■ Obiettivo ■
Traduci in inglese questa frase del brano di riferimento: «Nel sistema della legge fallimentare l’art. 108, comma 2, prevede il potere purgativo del giudice delegato in stretta ed esclusiva consonanza con l’espletamento della liquidazione concorsuale dell’attivo disciplinata nella Sezione II del Capo VI secondo le alternative indicate nell’art. 107, perché in essa il curatore esercita la funzione di legge secondo il parametro di legalità dettato nell’interesse esclusivo del ceto creditorio mediante gli appositi procedimenti destinati al fine; mentre è da escludere che la norma possa essere applicata – e il potere purgativo esercitato dal giudice delegato - nei diversi casi in cui il curatore agisca nell’ambito dell’art. 72, ultimo comma, l. fall. quale semplice sostituto del fallito, nell’adempimento di obblighi contrattuali da questo assunti con un preliminare di vendita.»

Subingresso del curatore nel contratto preliminare e operatività dell’art. 108, comma 2, l.fall.

23 Maggio 2024

Le Sezioni Unite hanno risposto al quesito se l’art. 108, comma 2, l.fall. sia o meno applicabile anche alla vendita attuata non all’esito di una proceduta competitiva pubblicizzata e svoltasi sulla base di valori di stima, ma in forma contrattuale, in adempimento di un contratto preliminare in cui il curatore sia subentrato ex lege in applicazione del disposto dell’art. 72, ult. comma, l.fall.

Massima

Nel sistema della legge fallimentare l’art. 108, comma 2, prevede il potere purgativo del giudice delegato in stretta ed esclusiva consonanza con l’espletamento della liquidazione concorsuale dell’attivo disciplinata nella Sezione II del Capo VI secondo le alternative indicate nell’art. 107, perché in essa il curatore esercita la funzione di legge secondo il parametro di legalità dettato nell’interesse esclusivo del ceto creditorio mediante gli appositi procedimenti destinati al fine; mentre è da escludere che la norma possa essere applicata – e il potere purgativo esercitato dal giudice delegato - nei diversi casi in cui il curatore agisca nell’ambito dell’art. 72, ultimo comma, l. fall. quale semplice sostituto del fallito, nell’adempimento di obblighi contrattuali da questo assunti con un preliminare di vendita.

■ Estratti del dataset ■
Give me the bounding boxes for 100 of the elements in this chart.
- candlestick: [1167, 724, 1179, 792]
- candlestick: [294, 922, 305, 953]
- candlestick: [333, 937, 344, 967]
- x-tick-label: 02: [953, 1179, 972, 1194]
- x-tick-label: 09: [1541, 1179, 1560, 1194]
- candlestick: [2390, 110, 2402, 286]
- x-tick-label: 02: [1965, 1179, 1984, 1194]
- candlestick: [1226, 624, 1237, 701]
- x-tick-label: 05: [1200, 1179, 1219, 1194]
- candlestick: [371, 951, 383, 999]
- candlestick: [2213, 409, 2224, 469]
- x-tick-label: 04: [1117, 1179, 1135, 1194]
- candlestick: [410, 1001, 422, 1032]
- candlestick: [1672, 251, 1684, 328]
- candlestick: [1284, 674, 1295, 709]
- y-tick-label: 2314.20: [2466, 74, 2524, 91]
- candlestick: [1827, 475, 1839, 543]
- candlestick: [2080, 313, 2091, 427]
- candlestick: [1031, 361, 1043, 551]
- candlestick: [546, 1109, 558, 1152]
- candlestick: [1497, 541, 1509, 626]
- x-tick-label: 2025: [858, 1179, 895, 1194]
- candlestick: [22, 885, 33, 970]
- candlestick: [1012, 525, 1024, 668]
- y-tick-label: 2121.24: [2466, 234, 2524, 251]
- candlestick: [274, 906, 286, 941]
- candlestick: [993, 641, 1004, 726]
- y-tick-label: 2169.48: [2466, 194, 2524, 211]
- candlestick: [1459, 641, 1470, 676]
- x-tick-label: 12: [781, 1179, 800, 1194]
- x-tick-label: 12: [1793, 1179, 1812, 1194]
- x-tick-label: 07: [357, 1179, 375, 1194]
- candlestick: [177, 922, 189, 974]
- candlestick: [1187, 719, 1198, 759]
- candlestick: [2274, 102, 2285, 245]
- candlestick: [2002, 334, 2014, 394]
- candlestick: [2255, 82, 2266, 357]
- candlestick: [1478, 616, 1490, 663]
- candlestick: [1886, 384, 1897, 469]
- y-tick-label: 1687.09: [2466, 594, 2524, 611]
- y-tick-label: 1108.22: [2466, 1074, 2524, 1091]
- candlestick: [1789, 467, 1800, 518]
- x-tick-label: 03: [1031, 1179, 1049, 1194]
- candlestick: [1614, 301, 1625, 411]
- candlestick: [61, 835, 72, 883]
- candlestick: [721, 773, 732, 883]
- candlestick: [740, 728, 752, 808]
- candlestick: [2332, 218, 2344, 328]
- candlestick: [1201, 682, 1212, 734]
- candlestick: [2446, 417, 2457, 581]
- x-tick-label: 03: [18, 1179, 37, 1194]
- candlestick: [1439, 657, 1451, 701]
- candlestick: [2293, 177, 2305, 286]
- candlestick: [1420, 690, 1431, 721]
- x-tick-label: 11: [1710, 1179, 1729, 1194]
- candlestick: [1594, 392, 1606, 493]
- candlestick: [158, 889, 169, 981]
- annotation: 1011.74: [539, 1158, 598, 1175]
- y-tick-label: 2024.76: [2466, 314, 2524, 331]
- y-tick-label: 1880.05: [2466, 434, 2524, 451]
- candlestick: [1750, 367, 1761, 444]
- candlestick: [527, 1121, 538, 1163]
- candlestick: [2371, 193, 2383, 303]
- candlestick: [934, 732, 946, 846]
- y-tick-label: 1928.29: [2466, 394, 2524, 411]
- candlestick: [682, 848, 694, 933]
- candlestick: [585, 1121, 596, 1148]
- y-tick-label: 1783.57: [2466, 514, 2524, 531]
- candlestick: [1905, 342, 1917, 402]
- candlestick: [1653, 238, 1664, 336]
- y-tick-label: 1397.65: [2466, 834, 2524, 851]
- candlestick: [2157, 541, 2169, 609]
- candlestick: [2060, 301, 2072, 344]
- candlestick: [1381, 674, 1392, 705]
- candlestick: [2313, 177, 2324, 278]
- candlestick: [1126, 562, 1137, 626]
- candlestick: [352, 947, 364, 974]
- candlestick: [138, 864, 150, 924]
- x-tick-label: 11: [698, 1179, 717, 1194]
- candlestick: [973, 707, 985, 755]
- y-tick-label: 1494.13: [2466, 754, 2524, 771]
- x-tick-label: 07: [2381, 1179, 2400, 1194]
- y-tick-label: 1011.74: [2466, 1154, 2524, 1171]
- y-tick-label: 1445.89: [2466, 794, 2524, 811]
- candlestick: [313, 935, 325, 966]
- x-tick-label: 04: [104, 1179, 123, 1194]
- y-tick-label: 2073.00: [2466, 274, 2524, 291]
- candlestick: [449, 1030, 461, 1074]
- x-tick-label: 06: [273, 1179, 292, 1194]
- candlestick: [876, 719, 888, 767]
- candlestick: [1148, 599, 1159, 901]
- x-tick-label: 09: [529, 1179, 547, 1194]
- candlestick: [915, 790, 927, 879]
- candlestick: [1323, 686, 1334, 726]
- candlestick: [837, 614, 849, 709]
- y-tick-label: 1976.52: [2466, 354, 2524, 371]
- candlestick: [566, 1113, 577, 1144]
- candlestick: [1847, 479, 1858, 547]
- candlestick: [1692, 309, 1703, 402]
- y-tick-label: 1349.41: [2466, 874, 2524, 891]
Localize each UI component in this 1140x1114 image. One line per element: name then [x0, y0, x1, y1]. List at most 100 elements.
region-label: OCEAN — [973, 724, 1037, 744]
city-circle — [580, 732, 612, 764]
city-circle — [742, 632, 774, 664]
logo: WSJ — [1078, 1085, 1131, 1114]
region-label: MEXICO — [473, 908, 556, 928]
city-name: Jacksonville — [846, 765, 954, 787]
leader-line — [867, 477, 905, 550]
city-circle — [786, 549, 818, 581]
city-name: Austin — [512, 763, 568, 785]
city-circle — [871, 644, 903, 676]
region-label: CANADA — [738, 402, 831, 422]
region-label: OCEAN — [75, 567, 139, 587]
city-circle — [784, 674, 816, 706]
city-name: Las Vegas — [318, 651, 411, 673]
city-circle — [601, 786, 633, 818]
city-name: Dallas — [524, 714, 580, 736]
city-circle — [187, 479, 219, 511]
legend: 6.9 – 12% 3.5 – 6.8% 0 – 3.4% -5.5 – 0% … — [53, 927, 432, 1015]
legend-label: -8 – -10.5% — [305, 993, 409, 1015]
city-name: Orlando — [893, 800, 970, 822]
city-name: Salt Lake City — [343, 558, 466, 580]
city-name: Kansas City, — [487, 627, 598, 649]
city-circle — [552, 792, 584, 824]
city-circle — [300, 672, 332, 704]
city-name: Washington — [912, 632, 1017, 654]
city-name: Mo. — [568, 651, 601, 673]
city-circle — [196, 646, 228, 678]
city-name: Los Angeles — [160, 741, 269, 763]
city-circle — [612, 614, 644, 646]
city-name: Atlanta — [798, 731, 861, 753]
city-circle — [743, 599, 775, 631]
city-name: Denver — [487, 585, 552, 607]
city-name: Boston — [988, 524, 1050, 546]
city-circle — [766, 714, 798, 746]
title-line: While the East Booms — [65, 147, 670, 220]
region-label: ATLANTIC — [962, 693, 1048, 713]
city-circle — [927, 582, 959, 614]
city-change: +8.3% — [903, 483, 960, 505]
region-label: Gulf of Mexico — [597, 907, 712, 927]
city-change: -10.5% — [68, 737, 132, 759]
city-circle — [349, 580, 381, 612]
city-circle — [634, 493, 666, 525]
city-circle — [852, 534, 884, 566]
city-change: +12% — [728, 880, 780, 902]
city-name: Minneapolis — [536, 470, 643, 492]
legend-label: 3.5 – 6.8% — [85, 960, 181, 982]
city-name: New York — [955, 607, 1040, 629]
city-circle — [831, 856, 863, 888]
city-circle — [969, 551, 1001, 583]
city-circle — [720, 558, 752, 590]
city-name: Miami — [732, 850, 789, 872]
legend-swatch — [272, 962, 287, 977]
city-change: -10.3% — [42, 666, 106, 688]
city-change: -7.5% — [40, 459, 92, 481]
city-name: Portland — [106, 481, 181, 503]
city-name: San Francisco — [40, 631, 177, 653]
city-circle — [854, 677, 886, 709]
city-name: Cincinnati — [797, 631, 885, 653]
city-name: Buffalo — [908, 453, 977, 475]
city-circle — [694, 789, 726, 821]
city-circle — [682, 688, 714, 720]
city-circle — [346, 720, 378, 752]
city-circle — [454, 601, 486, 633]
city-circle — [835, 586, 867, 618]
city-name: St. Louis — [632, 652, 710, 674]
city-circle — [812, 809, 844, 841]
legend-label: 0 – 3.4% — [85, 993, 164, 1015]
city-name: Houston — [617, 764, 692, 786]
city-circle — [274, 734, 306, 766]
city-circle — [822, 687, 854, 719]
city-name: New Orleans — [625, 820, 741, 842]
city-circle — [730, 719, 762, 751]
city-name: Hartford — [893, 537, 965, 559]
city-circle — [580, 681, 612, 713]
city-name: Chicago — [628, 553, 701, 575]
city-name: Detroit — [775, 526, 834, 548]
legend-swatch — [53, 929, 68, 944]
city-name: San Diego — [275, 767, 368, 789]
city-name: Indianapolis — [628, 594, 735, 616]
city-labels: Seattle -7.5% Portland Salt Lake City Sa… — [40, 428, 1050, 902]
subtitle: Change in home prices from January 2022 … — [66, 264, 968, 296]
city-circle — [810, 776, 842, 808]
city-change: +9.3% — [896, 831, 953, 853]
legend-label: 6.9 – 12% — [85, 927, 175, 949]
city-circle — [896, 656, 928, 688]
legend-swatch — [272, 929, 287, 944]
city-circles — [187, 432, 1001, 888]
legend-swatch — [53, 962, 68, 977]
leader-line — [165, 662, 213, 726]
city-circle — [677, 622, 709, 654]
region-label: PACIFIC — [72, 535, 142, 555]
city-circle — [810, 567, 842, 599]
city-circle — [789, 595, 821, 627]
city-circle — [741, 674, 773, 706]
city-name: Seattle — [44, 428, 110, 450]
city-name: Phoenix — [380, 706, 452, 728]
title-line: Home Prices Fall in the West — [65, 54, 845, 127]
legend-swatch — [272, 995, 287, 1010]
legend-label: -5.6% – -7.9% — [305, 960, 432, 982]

■ Risposta ■
In the system of the Bankruptcy Law, Article 108, paragraph 2, provides for the purging power of the delegated judge in close and exclusive accordance with the conduct of the insolvency liquidation of assets governed by Section II of Chapter VI according to the alternatives set out in Article 107, because in that liquidation the receiver performs the statutory function according to the standard of legality laid down in the exclusive interest of the body of creditors, through the specific procedures intended for that purpose; whereas it must be ruled out that the provision may be applied – and the purging power exercised by the delegated judge – in the different cases in which the receiver acts under Article 72, last paragraph, of the Bankruptcy Law as a mere substitute for the bankrupt, in fulfilling contractual obligations undertaken by the latter under a preliminary sale agreement.